## The records:
★ ★ ★ ★ ★ ★ ★

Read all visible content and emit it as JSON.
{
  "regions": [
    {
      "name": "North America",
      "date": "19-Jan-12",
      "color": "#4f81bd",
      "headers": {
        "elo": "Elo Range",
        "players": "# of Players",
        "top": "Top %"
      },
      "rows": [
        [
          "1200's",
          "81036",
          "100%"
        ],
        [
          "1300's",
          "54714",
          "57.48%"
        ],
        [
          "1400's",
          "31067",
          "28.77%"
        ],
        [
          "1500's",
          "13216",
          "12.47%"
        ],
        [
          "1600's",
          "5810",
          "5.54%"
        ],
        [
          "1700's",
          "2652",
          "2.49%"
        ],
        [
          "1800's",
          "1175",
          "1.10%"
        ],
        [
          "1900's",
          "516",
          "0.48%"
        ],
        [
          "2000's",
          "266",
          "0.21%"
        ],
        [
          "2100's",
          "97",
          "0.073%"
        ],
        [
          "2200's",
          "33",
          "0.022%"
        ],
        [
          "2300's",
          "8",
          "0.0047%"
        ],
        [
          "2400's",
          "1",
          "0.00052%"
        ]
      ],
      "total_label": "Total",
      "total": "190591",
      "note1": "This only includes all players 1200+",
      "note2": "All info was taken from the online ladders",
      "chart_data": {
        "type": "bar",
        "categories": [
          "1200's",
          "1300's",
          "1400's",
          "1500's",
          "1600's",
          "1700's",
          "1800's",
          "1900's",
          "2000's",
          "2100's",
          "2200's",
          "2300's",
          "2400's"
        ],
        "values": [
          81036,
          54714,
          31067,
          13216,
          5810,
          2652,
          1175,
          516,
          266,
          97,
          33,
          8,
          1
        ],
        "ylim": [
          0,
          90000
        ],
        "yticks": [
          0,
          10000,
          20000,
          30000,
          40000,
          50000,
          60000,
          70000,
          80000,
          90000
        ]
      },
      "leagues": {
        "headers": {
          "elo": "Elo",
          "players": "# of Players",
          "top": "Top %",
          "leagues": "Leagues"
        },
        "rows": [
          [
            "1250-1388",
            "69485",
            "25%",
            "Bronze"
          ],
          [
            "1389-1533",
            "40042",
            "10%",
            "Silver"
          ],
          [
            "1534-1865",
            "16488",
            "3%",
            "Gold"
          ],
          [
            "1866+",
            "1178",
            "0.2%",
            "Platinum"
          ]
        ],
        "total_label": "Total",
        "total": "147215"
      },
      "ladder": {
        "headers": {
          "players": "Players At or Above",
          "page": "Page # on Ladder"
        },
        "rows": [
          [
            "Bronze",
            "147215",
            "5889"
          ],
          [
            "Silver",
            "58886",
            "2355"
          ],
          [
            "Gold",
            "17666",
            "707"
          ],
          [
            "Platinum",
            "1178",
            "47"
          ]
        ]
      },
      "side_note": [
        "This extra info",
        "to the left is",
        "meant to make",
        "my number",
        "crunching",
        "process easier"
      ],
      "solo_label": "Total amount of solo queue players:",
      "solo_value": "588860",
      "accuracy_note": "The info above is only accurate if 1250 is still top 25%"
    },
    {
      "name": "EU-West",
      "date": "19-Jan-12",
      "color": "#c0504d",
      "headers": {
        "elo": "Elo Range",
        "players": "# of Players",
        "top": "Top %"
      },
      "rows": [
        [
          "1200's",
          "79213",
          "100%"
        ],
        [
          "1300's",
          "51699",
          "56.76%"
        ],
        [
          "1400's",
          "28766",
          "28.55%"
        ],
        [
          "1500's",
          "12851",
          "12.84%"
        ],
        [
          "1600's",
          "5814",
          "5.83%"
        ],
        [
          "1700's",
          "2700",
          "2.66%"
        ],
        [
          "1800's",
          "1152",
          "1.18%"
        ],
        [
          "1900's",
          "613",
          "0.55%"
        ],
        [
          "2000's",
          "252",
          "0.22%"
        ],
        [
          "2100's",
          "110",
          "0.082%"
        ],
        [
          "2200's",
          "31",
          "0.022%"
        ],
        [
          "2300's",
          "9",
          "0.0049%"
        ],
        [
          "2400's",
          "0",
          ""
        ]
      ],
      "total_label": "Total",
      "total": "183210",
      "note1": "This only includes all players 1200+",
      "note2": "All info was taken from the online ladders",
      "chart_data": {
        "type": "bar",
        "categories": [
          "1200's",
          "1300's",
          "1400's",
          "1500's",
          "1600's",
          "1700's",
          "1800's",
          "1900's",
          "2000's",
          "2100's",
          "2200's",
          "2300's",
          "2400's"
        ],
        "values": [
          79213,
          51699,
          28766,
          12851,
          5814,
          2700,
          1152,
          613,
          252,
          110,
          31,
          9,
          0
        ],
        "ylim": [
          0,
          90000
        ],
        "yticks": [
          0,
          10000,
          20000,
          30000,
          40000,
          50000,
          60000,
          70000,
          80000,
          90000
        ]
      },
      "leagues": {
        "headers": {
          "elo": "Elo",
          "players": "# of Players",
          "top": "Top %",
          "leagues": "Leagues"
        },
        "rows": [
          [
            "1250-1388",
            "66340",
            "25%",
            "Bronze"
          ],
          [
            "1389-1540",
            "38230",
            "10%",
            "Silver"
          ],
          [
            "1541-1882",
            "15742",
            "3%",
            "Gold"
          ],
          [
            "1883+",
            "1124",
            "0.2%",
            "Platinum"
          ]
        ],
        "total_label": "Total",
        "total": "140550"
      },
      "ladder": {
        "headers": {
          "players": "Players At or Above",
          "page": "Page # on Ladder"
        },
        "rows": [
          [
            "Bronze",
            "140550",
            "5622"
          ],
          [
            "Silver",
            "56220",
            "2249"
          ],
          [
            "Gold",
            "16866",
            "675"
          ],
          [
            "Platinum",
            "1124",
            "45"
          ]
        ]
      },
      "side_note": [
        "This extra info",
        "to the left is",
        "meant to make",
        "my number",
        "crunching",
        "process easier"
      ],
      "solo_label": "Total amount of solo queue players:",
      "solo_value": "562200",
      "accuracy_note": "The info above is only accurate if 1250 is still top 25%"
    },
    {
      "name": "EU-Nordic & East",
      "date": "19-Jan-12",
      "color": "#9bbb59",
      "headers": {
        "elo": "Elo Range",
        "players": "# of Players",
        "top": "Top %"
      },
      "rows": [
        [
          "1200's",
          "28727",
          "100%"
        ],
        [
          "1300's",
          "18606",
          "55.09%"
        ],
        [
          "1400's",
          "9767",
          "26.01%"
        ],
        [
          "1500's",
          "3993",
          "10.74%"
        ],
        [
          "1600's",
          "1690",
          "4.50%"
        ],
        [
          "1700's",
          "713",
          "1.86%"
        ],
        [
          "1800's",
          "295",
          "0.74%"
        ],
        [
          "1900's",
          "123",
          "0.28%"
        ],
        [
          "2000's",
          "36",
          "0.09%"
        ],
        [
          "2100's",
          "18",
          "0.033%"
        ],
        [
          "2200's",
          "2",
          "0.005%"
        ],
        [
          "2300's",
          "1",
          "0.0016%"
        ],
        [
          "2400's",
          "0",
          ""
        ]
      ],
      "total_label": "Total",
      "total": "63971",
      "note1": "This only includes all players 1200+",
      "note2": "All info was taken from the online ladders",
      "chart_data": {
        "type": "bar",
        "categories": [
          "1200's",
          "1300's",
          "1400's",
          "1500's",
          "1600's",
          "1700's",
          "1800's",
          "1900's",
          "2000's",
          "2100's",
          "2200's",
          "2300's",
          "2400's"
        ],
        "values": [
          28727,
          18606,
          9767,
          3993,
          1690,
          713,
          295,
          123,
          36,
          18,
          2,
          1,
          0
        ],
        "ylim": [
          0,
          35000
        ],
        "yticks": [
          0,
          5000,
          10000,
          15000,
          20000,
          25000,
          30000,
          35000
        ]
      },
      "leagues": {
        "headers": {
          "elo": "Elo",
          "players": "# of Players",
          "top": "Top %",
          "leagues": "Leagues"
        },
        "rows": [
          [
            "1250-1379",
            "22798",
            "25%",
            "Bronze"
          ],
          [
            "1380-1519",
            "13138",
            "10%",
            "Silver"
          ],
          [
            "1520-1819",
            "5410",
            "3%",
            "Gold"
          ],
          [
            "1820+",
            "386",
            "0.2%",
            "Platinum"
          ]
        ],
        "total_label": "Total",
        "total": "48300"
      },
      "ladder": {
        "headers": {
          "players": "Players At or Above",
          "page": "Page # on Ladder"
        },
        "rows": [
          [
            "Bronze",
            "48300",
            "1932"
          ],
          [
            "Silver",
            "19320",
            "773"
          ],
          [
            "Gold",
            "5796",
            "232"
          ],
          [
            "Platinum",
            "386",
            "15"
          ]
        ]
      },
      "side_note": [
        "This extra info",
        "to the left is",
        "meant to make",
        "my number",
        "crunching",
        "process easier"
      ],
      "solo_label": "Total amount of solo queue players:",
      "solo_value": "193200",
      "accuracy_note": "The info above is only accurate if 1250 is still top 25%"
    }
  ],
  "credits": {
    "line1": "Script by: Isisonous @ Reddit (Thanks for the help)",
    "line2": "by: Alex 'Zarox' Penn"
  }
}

★ ★ ★ ★ ★ ★ ★

## What you need to do:
Scan the listing above for the word "name" and show each line where it is found.

## Finished exercise:
      "name": "North America",
      "name": "EU-West",
      "name": "EU-Nordic & East",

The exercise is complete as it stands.